Items from a data source:
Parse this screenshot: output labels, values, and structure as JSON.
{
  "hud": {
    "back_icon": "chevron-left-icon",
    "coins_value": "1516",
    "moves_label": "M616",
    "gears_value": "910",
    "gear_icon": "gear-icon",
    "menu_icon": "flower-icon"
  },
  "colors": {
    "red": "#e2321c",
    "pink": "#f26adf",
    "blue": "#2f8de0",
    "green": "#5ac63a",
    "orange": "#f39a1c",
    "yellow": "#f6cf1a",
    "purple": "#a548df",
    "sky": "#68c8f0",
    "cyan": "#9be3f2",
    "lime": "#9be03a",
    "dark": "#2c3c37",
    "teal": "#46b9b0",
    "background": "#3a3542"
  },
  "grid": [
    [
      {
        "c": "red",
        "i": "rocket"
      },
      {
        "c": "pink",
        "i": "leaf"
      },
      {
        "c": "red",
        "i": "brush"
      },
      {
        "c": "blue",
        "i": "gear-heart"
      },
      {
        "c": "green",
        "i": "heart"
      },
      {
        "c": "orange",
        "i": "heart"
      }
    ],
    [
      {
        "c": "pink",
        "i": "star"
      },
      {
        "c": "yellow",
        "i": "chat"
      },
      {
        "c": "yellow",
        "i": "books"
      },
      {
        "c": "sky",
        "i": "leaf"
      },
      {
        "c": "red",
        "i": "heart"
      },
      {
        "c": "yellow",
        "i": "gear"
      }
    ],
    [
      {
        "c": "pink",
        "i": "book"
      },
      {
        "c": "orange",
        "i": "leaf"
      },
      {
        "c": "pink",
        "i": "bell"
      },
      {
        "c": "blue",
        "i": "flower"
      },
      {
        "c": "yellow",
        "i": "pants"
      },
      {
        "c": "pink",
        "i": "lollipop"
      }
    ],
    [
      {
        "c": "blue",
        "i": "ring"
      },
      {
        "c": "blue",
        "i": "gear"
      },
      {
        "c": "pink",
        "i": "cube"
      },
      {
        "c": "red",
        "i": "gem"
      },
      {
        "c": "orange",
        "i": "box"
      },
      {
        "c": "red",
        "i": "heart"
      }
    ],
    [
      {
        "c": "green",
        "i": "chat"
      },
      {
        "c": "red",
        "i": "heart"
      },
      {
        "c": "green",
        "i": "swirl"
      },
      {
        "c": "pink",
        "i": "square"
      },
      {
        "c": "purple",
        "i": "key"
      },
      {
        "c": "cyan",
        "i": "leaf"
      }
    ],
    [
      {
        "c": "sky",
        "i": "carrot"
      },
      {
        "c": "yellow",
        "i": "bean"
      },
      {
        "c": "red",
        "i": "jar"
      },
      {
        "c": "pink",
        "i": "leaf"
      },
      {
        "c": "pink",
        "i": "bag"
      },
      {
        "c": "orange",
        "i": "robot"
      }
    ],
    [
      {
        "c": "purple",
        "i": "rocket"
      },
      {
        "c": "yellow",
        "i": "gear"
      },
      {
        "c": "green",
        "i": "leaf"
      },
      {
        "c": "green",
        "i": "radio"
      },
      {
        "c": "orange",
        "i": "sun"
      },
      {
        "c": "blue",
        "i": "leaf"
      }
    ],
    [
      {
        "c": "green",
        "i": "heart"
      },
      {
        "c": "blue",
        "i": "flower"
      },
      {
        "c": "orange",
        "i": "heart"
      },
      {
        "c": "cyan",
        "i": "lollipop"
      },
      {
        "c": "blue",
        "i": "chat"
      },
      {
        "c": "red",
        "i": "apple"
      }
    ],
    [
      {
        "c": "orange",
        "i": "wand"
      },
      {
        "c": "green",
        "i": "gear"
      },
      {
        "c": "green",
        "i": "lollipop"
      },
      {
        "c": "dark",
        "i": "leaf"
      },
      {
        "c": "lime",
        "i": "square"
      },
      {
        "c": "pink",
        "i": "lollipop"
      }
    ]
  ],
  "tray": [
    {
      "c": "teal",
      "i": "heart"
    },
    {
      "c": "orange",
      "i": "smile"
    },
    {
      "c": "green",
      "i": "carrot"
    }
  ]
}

» **What to produce**: Exactly as shown, repeat every record.

» **Solution below**:
Parse this screenshot: output labels, values, and structure as JSON.
{
  "hud": {
    "back_icon": "chevron-left-icon",
    "coins_value": "1516",
    "moves_label": "M616",
    "gears_value": "910",
    "gear_icon": "gear-icon",
    "menu_icon": "flower-icon"
  },
  "colors": {
    "red": "#e2321c",
    "pink": "#f26adf",
    "blue": "#2f8de0",
    "green": "#5ac63a",
    "orange": "#f39a1c",
    "yellow": "#f6cf1a",
    "purple": "#a548df",
    "sky": "#68c8f0",
    "cyan": "#9be3f2",
    "lime": "#9be03a",
    "dark": "#2c3c37",
    "teal": "#46b9b0",
    "background": "#3a3542"
  },
  "grid": [
    [
      {
        "c": "red",
        "i": "rocket"
      },
      {
        "c": "pink",
        "i": "leaf"
      },
      {
        "c": "red",
        "i": "brush"
      },
      {
        "c": "blue",
        "i": "gear-heart"
      },
      {
        "c": "green",
        "i": "heart"
      },
      {
        "c": "orange",
        "i": "heart"
      }
    ],
    [
      {
        "c": "pink",
        "i": "star"
      },
      {
        "c": "yellow",
        "i": "chat"
      },
      {
        "c": "yellow",
        "i": "books"
      },
      {
        "c": "sky",
        "i": "leaf"
      },
      {
        "c": "red",
        "i": "heart"
      },
      {
        "c": "yellow",
        "i": "gear"
      }
    ],
    [
      {
        "c": "pink",
        "i": "book"
      },
      {
        "c": "orange",
        "i": "leaf"
      },
      {
        "c": "pink",
        "i": "bell"
      },
      {
        "c": "blue",
        "i": "flower"
      },
      {
        "c": "yellow",
        "i": "pants"
      },
      {
        "c": "pink",
        "i": "lollipop"
      }
    ],
    [
      {
        "c": "blue",
        "i": "ring"
      },
      {
        "c": "blue",
        "i": "gear"
      },
      {
        "c": "pink",
        "i": "cube"
      },
      {
        "c": "red",
        "i": "gem"
      },
      {
        "c": "orange",
        "i": "box"
      },
      {
        "c": "red",
        "i": "heart"
      }
    ],
    [
      {
        "c": "green",
        "i": "chat"
      },
      {
        "c": "red",
        "i": "heart"
      },
      {
        "c": "green",
        "i": "swirl"
      },
      {
        "c": "pink",
        "i": "square"
      },
      {
        "c": "purple",
        "i": "key"
      },
      {
        "c": "cyan",
        "i": "leaf"
      }
    ],
    [
      {
        "c": "sky",
        "i": "carrot"
      },
      {
        "c": "yellow",
        "i": "bean"
      },
      {
        "c": "red",
        "i": "jar"
      },
      {
        "c": "pink",
        "i": "leaf"
      },
      {
        "c": "pink",
        "i": "bag"
      },
      {
        "c": "orange",
        "i": "robot"
      }
    ],
    [
      {
        "c": "purple",
        "i": "rocket"
      },
      {
        "c": "yellow",
        "i": "gear"
      },
      {
        "c": "green",
        "i": "leaf"
      },
      {
        "c": "green",
        "i": "radio"
      },
      {
        "c": "orange",
        "i": "sun"
      },
      {
        "c": "blue",
        "i": "leaf"
      }
    ],
    [
      {
        "c": "green",
        "i": "heart"
      },
      {
        "c": "blue",
        "i": "flower"
      },
      {
        "c": "orange",
        "i": "heart"
      },
      {
        "c": "cyan",
        "i": "lollipop"
      },
      {
        "c": "blue",
        "i": "chat"
      },
      {
        "c": "red",
        "i": "apple"
      }
    ],
    [
      {
        "c": "orange",
        "i": "wand"
      },
      {
        "c": "green",
        "i": "gear"
      },
      {
        "c": "green",
        "i": "lollipop"
      },
      {
        "c": "dark",
        "i": "leaf"
      },
      {
        "c": "lime",
        "i": "square"
      },
      {
        "c": "pink",
        "i": "lollipop"
      }
    ]
  ],
  "tray": [
    {
      "c": "teal",
      "i": "heart"
    },
    {
      "c": "orange",
      "i": "smile"
    },
    {
      "c": "green",
      "i": "carrot"
    }
  ]
}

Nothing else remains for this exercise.